*EXCERPTED DATA*
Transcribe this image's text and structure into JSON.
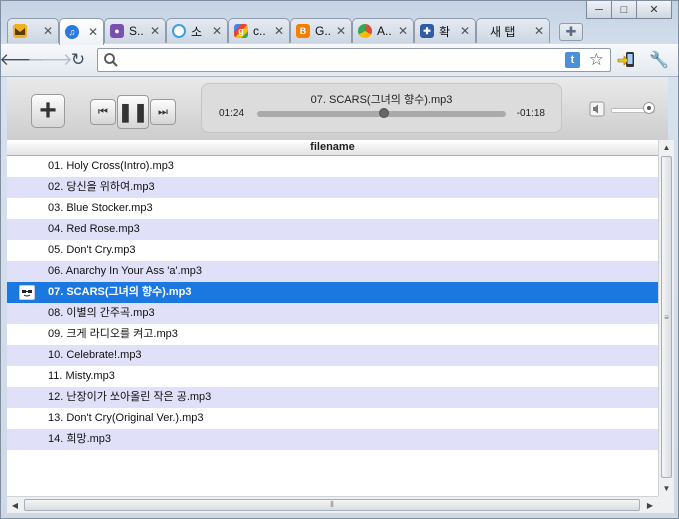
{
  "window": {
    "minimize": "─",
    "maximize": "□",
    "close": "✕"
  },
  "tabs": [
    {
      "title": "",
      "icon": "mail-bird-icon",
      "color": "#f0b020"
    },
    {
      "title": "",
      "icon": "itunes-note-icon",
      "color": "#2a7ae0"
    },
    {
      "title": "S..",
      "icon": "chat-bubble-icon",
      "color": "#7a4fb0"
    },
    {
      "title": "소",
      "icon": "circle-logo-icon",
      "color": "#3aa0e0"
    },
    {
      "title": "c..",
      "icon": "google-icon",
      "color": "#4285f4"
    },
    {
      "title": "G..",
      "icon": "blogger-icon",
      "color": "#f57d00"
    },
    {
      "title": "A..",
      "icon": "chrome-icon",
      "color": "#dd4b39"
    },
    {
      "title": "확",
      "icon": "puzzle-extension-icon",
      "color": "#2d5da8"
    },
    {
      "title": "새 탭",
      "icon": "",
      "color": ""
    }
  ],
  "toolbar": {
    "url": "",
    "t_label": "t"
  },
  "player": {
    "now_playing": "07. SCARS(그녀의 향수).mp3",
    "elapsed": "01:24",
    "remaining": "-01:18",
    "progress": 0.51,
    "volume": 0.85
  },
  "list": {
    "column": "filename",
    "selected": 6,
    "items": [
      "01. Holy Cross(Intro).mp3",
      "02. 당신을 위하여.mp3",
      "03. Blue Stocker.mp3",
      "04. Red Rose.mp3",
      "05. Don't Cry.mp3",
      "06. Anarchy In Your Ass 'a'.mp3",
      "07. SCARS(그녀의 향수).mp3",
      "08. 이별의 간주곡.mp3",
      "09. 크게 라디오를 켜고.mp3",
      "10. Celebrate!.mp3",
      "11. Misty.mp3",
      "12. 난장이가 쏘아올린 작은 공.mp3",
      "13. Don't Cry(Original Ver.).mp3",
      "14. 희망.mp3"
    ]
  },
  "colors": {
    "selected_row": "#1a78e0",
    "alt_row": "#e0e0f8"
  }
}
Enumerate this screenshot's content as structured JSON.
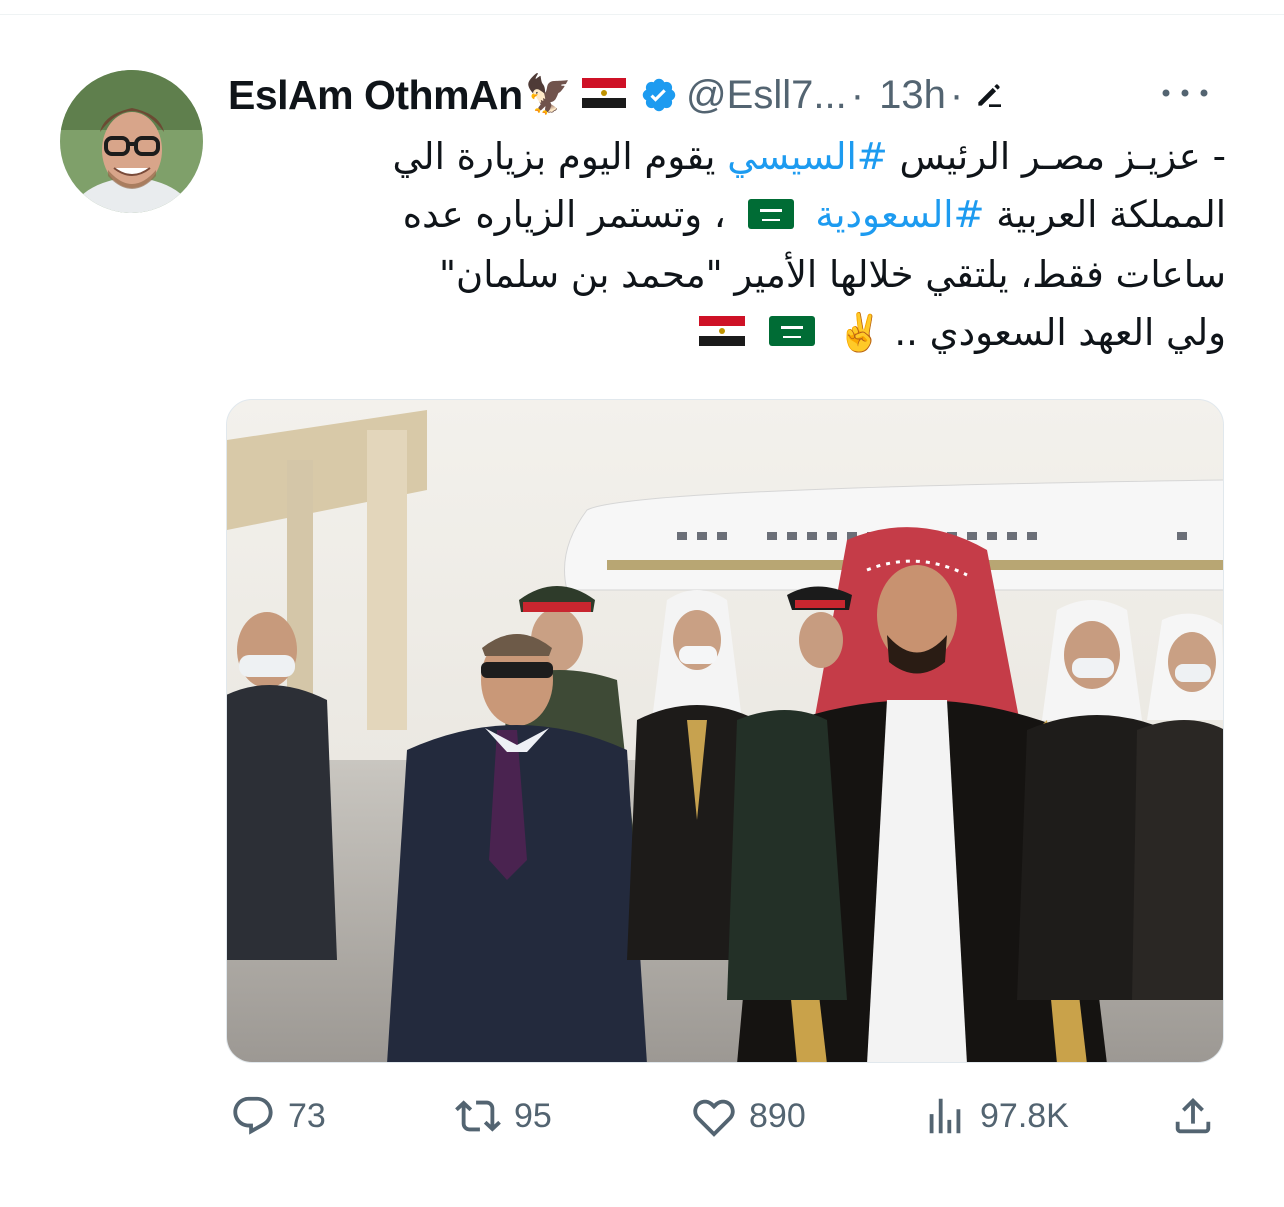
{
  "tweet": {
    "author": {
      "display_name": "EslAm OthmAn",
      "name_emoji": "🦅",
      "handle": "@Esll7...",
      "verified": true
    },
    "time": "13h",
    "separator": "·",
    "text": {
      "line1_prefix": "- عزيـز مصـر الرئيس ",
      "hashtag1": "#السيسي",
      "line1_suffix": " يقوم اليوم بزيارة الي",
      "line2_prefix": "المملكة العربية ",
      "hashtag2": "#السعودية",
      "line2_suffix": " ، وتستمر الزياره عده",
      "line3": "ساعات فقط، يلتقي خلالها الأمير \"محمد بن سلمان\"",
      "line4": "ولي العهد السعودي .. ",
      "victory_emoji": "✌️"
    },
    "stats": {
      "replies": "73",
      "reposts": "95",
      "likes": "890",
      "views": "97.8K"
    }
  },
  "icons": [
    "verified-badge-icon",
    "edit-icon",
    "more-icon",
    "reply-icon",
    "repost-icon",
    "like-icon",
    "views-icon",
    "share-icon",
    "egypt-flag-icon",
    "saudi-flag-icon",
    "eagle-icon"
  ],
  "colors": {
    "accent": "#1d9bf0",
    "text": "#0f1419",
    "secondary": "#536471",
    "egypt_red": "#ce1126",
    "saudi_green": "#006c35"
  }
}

--

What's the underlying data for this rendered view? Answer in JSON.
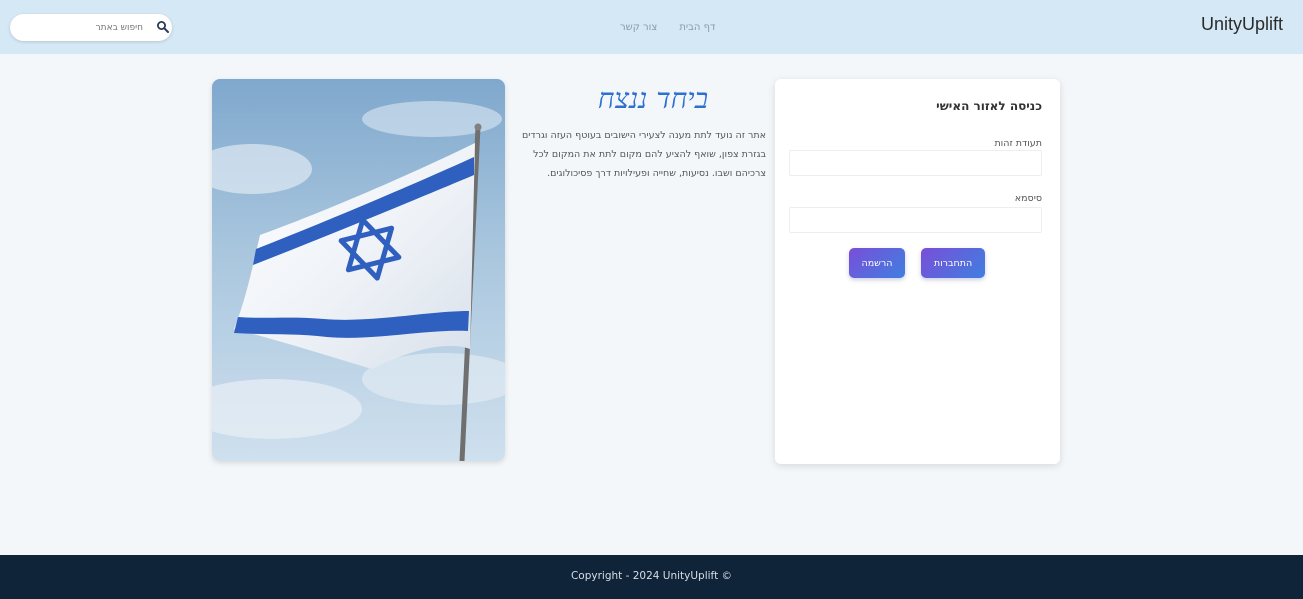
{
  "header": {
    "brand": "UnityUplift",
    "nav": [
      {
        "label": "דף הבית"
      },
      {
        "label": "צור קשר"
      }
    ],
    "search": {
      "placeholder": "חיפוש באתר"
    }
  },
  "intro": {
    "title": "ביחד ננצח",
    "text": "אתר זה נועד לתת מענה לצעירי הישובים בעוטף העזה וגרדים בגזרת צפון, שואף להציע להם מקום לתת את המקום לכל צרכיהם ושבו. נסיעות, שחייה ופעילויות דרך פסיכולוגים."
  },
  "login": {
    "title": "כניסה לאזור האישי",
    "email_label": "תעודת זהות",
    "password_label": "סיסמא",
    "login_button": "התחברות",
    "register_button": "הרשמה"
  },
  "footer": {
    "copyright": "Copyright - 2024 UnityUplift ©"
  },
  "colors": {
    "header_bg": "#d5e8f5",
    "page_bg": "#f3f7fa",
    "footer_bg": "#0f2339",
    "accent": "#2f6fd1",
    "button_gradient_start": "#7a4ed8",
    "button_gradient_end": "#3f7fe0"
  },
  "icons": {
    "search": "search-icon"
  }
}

---

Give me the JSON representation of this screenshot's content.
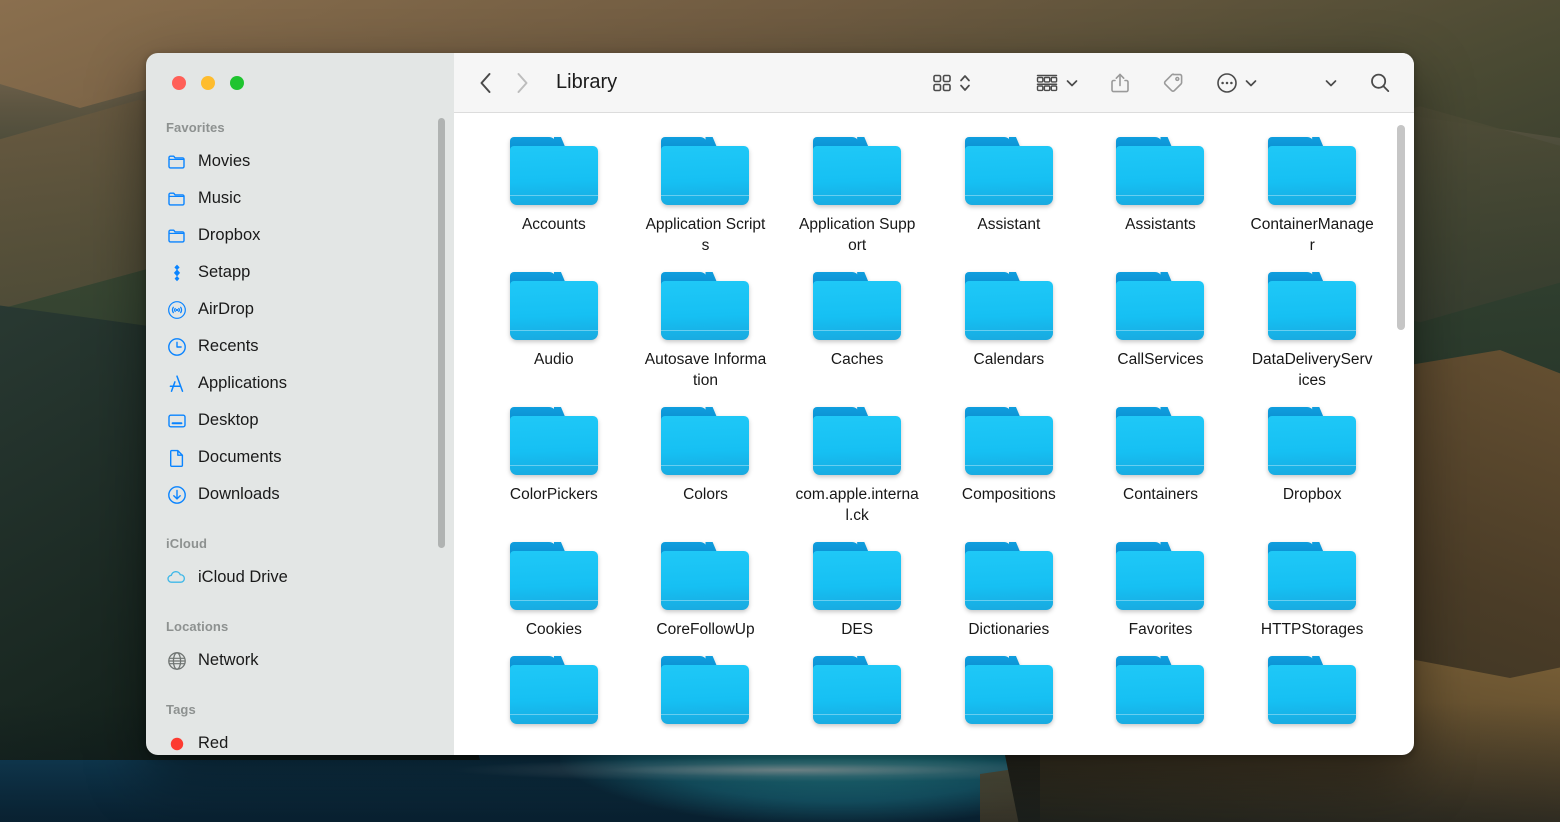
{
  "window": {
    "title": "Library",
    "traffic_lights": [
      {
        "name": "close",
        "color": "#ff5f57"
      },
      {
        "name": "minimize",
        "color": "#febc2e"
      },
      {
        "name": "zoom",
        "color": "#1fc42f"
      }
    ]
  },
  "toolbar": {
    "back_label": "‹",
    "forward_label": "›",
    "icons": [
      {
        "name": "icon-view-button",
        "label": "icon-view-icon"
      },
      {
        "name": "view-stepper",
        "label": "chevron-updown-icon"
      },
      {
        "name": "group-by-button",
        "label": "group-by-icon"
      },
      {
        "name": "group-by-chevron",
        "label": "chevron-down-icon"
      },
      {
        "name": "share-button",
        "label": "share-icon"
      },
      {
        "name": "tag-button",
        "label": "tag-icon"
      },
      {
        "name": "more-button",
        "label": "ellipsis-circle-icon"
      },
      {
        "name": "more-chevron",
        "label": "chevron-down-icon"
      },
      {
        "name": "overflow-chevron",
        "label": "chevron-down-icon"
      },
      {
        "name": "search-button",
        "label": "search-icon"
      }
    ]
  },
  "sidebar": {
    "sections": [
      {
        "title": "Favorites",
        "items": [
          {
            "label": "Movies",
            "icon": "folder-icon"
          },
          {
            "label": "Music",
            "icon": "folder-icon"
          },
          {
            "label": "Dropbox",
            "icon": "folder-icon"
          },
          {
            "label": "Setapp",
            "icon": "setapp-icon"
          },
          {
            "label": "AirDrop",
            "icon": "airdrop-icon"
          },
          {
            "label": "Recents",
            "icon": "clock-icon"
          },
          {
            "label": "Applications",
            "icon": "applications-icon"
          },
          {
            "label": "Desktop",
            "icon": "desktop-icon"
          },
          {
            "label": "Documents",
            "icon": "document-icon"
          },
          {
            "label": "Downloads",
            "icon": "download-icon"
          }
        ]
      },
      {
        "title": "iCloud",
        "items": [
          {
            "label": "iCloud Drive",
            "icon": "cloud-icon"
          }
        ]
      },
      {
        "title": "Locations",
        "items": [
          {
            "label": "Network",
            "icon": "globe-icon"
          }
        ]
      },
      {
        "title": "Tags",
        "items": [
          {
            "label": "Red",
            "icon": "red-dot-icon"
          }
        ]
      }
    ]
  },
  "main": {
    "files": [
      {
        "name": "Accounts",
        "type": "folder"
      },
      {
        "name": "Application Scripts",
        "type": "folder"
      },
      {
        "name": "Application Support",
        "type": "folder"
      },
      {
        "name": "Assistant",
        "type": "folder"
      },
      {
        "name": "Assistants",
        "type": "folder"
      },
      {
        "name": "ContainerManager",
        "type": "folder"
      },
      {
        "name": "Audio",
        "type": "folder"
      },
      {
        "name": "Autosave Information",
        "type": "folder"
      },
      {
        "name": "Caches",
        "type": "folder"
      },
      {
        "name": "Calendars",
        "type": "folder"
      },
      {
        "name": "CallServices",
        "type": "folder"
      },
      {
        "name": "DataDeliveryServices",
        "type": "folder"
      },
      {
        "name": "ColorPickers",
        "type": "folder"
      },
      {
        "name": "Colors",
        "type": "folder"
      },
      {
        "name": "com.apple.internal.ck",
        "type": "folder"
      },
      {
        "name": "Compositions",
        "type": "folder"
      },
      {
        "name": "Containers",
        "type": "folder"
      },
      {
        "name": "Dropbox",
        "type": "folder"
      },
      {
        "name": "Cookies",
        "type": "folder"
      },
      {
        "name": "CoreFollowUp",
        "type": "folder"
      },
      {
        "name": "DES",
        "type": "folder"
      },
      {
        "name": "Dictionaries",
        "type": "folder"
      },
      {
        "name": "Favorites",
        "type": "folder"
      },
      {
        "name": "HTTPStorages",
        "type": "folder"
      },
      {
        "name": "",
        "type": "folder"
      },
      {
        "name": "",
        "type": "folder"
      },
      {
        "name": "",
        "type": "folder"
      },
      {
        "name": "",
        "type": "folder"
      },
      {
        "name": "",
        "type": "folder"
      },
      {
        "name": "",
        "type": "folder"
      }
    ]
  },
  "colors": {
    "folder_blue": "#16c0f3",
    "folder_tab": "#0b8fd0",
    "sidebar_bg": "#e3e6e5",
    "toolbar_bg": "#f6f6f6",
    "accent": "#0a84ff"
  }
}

*AIM*
Look through the data and gather every line with the string "UnityUplift" in it.

*REPLY TO THE EXERCISE*
    "brand": "UnityUplift",
    "copyright": "Copyright - 2024 UnityUplift ©"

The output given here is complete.